## start INPUT ROWS

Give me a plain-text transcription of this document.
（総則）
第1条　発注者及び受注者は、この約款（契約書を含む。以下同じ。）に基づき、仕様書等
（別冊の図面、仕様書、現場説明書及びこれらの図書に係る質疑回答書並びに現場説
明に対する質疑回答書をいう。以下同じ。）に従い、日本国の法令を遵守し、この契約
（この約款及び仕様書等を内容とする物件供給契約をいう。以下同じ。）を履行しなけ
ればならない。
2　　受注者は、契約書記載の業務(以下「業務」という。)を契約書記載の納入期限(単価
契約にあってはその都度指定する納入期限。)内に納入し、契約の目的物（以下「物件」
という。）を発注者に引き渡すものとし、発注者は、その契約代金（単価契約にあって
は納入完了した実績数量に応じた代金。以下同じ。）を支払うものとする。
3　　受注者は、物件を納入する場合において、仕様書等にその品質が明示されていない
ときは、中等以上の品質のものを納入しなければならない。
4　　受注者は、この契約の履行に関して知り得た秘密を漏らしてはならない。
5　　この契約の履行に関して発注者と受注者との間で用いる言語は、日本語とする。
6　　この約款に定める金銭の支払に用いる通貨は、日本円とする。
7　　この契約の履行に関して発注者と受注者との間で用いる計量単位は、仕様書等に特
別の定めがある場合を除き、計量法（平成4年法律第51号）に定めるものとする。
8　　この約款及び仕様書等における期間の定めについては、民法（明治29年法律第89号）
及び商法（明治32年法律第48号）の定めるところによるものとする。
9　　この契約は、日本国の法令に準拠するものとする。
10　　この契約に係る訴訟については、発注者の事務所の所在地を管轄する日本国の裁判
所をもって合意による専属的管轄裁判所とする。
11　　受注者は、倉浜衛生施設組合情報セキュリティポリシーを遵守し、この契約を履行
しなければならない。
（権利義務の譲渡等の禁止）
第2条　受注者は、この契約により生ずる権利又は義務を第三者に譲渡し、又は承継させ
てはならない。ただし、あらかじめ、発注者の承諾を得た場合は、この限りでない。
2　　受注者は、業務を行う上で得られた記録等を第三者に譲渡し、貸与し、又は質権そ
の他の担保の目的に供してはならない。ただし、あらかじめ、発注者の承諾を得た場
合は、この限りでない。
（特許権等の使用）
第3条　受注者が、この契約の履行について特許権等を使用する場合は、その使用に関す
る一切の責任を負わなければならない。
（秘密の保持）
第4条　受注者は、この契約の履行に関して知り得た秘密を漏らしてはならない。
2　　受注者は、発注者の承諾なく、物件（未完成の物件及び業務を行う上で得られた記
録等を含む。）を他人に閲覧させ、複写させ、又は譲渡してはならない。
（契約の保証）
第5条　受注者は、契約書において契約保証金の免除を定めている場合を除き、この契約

## end INPUT ROWS

GOAL => Send back each record exactly as it stands.

SOLUTION BELOW =>
Give me a plain-text transcription of this document.
（総則）
第1条　発注者及び受注者は、この約款（契約書を含む。以下同じ。）に基づき、仕様書等
（別冊の図面、仕様書、現場説明書及びこれらの図書に係る質疑回答書並びに現場説
明に対する質疑回答書をいう。以下同じ。）に従い、日本国の法令を遵守し、この契約
（この約款及び仕様書等を内容とする物件供給契約をいう。以下同じ。）を履行しなけ
ればならない。
2　　受注者は、契約書記載の業務(以下「業務」という。)を契約書記載の納入期限(単価
契約にあってはその都度指定する納入期限。)内に納入し、契約の目的物（以下「物件」
という。）を発注者に引き渡すものとし、発注者は、その契約代金（単価契約にあって
は納入完了した実績数量に応じた代金。以下同じ。）を支払うものとする。
3　　受注者は、物件を納入する場合において、仕様書等にその品質が明示されていない
ときは、中等以上の品質のものを納入しなければならない。
4　　受注者は、この契約の履行に関して知り得た秘密を漏らしてはならない。
5　　この契約の履行に関して発注者と受注者との間で用いる言語は、日本語とする。
6　　この約款に定める金銭の支払に用いる通貨は、日本円とする。
7　　この契約の履行に関して発注者と受注者との間で用いる計量単位は、仕様書等に特
別の定めがある場合を除き、計量法（平成4年法律第51号）に定めるものとする。
8　　この約款及び仕様書等における期間の定めについては、民法（明治29年法律第89号）
及び商法（明治32年法律第48号）の定めるところによるものとする。
9　　この契約は、日本国の法令に準拠するものとする。
10　　この契約に係る訴訟については、発注者の事務所の所在地を管轄する日本国の裁判
所をもって合意による専属的管轄裁判所とする。
11　　受注者は、倉浜衛生施設組合情報セキュリティポリシーを遵守し、この契約を履行
しなければならない。
（権利義務の譲渡等の禁止）
第2条　受注者は、この契約により生ずる権利又は義務を第三者に譲渡し、又は承継させ
てはならない。ただし、あらかじめ、発注者の承諾を得た場合は、この限りでない。
2　　受注者は、業務を行う上で得られた記録等を第三者に譲渡し、貸与し、又は質権そ
の他の担保の目的に供してはならない。ただし、あらかじめ、発注者の承諾を得た場
合は、この限りでない。
（特許権等の使用）
第3条　受注者が、この契約の履行について特許権等を使用する場合は、その使用に関す
る一切の責任を負わなければならない。
（秘密の保持）
第4条　受注者は、この契約の履行に関して知り得た秘密を漏らしてはならない。
2　　受注者は、発注者の承諾なく、物件（未完成の物件及び業務を行う上で得られた記
録等を含む。）を他人に閲覧させ、複写させ、又は譲渡してはならない。
（契約の保証）
第5条　受注者は、契約書において契約保証金の免除を定めている場合を除き、この契約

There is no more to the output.